Dataset records
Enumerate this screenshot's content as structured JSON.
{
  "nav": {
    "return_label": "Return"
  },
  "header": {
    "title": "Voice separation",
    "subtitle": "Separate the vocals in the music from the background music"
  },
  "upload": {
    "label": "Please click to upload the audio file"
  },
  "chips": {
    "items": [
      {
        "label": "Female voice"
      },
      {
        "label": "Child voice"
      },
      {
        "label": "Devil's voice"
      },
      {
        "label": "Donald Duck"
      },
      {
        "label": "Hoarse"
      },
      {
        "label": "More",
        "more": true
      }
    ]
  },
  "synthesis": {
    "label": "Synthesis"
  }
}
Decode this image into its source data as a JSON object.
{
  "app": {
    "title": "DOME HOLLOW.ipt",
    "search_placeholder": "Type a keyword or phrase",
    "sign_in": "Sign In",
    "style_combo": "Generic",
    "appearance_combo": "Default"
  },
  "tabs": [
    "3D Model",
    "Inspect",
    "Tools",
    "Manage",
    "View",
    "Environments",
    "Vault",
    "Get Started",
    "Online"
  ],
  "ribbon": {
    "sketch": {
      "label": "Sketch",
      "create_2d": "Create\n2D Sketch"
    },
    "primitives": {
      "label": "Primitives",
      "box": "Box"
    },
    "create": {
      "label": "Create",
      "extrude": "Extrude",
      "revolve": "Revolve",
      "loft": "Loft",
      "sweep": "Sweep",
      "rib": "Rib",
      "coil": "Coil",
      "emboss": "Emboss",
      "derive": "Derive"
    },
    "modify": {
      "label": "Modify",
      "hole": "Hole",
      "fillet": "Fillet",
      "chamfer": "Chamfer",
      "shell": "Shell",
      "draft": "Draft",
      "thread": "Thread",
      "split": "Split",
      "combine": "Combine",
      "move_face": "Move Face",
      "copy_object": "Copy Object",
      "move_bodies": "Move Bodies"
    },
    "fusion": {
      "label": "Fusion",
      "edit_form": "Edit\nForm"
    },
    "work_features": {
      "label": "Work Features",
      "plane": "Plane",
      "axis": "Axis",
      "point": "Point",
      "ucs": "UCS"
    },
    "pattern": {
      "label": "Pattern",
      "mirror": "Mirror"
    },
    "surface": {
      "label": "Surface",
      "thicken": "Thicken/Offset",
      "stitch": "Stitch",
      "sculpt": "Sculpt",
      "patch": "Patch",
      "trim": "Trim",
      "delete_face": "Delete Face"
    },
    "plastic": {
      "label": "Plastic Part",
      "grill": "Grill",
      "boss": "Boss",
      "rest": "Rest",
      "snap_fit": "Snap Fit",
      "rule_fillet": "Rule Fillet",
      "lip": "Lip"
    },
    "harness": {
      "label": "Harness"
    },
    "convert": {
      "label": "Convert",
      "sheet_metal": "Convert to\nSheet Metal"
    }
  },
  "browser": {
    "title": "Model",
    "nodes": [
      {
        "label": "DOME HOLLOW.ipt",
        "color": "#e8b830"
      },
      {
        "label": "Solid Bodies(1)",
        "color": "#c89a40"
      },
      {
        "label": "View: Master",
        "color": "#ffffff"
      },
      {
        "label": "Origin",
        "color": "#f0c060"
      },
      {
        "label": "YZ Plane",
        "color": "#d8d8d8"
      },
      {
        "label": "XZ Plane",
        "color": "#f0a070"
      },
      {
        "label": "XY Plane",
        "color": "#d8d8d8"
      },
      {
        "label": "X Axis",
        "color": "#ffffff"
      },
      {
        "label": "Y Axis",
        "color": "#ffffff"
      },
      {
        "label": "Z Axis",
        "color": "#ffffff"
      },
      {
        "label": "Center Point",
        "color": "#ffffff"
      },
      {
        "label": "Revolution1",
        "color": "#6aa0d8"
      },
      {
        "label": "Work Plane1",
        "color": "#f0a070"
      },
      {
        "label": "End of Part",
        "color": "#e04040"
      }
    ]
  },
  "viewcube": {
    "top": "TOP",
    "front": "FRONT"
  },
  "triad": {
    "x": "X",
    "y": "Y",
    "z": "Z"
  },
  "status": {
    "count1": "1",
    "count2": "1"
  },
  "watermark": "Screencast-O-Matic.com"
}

» **Task requirements**: Repeat every line of the records above exactly.

» **Written reply**:
Enumerate this screenshot's content as structured JSON.
{
  "nav": {
    "return_label": "Return"
  },
  "header": {
    "title": "Voice separation",
    "subtitle": "Separate the vocals in the music from the background music"
  },
  "upload": {
    "label": "Please click to upload the audio file"
  },
  "chips": {
    "items": [
      {
        "label": "Female voice"
      },
      {
        "label": "Child voice"
      },
      {
        "label": "Devil's voice"
      },
      {
        "label": "Donald Duck"
      },
      {
        "label": "Hoarse"
      },
      {
        "label": "More",
        "more": true
      }
    ]
  },
  "synthesis": {
    "label": "Synthesis"
  }
}
Decode this image into its source data as a JSON object.
{
  "app": {
    "title": "DOME HOLLOW.ipt",
    "search_placeholder": "Type a keyword or phrase",
    "sign_in": "Sign In",
    "style_combo": "Generic",
    "appearance_combo": "Default"
  },
  "tabs": [
    "3D Model",
    "Inspect",
    "Tools",
    "Manage",
    "View",
    "Environments",
    "Vault",
    "Get Started",
    "Online"
  ],
  "ribbon": {
    "sketch": {
      "label": "Sketch",
      "create_2d": "Create\n2D Sketch"
    },
    "primitives": {
      "label": "Primitives",
      "box": "Box"
    },
    "create": {
      "label": "Create",
      "extrude": "Extrude",
      "revolve": "Revolve",
      "loft": "Loft",
      "sweep": "Sweep",
      "rib": "Rib",
      "coil": "Coil",
      "emboss": "Emboss",
      "derive": "Derive"
    },
    "modify": {
      "label": "Modify",
      "hole": "Hole",
      "fillet": "Fillet",
      "chamfer": "Chamfer",
      "shell": "Shell",
      "draft": "Draft",
      "thread": "Thread",
      "split": "Split",
      "combine": "Combine",
      "move_face": "Move Face",
      "copy_object": "Copy Object",
      "move_bodies": "Move Bodies"
    },
    "fusion": {
      "label": "Fusion",
      "edit_form": "Edit\nForm"
    },
    "work_features": {
      "label": "Work Features",
      "plane": "Plane",
      "axis": "Axis",
      "point": "Point",
      "ucs": "UCS"
    },
    "pattern": {
      "label": "Pattern",
      "mirror": "Mirror"
    },
    "surface": {
      "label": "Surface",
      "thicken": "Thicken/Offset",
      "stitch": "Stitch",
      "sculpt": "Sculpt",
      "patch": "Patch",
      "trim": "Trim",
      "delete_face": "Delete Face"
    },
    "plastic": {
      "label": "Plastic Part",
      "grill": "Grill",
      "boss": "Boss",
      "rest": "Rest",
      "snap_fit": "Snap Fit",
      "rule_fillet": "Rule Fillet",
      "lip": "Lip"
    },
    "harness": {
      "label": "Harness"
    },
    "convert": {
      "label": "Convert",
      "sheet_metal": "Convert to\nSheet Metal"
    }
  },
  "browser": {
    "title": "Model",
    "nodes": [
      {
        "label": "DOME HOLLOW.ipt",
        "color": "#e8b830"
      },
      {
        "label": "Solid Bodies(1)",
        "color": "#c89a40"
      },
      {
        "label": "View: Master",
        "color": "#ffffff"
      },
      {
        "label": "Origin",
        "color": "#f0c060"
      },
      {
        "label": "YZ Plane",
        "color": "#d8d8d8"
      },
      {
        "label": "XZ Plane",
        "color": "#f0a070"
      },
      {
        "label": "XY Plane",
        "color": "#d8d8d8"
      },
      {
        "label": "X Axis",
        "color": "#ffffff"
      },
      {
        "label": "Y Axis",
        "color": "#ffffff"
      },
      {
        "label": "Z Axis",
        "color": "#ffffff"
      },
      {
        "label": "Center Point",
        "color": "#ffffff"
      },
      {
        "label": "Revolution1",
        "color": "#6aa0d8"
      },
      {
        "label": "Work Plane1",
        "color": "#f0a070"
      },
      {
        "label": "End of Part",
        "color": "#e04040"
      }
    ]
  },
  "viewcube": {
    "top": "TOP",
    "front": "FRONT"
  },
  "triad": {
    "x": "X",
    "y": "Y",
    "z": "Z"
  },
  "status": {
    "count1": "1",
    "count2": "1"
  },
  "watermark": "Screencast-O-Matic.com"
}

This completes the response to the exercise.